* **WORK TO BE COMPLETED**: Copy every line that mentions the word "document".
-- Start ENTRIES --
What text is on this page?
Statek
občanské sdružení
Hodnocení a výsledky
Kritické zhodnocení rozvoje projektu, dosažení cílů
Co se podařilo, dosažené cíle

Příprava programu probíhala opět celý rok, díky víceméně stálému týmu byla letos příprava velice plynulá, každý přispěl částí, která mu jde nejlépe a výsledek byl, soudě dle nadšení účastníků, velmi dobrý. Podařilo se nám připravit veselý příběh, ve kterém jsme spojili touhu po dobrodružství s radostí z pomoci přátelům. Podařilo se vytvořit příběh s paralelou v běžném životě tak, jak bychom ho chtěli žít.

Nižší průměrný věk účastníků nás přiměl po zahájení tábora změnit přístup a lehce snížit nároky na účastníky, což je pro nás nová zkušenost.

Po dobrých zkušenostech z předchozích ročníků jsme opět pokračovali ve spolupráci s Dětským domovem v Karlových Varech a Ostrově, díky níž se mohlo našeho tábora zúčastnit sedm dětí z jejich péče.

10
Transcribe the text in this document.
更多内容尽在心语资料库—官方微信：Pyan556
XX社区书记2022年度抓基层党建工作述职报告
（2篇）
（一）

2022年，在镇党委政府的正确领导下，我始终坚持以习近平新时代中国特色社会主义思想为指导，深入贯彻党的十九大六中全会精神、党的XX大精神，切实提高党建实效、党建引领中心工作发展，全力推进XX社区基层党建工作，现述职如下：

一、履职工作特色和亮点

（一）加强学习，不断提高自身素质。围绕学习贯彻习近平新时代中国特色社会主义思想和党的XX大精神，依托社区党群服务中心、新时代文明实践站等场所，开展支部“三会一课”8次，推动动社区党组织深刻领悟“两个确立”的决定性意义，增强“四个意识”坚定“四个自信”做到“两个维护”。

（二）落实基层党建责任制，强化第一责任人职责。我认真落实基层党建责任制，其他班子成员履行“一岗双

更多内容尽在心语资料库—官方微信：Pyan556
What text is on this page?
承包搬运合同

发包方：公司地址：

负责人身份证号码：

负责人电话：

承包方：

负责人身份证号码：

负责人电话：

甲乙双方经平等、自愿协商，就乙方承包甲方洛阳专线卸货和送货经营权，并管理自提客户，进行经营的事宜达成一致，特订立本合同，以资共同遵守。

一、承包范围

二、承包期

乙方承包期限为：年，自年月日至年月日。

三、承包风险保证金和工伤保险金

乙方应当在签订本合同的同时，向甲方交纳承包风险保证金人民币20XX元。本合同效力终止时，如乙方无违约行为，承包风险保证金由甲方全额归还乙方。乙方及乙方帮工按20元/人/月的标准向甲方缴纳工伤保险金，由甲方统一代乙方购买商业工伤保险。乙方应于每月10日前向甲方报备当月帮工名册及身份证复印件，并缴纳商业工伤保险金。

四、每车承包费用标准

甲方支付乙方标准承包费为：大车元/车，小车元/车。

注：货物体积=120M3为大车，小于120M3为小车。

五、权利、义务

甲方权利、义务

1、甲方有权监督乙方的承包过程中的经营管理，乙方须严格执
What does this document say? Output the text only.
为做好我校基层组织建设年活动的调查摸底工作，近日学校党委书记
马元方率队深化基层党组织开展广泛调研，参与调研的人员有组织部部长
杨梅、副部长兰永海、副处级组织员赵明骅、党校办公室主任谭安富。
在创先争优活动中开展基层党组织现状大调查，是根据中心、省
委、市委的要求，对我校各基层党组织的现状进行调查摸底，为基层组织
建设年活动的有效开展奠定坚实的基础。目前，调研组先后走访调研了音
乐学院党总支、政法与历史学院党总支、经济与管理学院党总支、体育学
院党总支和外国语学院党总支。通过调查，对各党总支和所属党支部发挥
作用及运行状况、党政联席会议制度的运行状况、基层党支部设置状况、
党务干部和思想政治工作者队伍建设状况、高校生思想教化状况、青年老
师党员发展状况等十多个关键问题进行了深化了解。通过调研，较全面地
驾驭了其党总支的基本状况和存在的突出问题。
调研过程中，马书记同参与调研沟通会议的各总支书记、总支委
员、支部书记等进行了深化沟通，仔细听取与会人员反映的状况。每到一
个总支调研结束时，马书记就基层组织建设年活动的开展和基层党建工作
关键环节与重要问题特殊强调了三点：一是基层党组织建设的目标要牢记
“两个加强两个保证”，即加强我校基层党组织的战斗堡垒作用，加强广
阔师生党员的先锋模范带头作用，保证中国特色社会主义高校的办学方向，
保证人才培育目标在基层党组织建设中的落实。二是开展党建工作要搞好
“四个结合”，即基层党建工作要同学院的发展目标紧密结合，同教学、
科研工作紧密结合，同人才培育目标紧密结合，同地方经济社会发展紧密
-- End ENTRIES --
* **RIGHT ANSWER**:
Transcribe the text in this document.
What does this document say? Output the text only.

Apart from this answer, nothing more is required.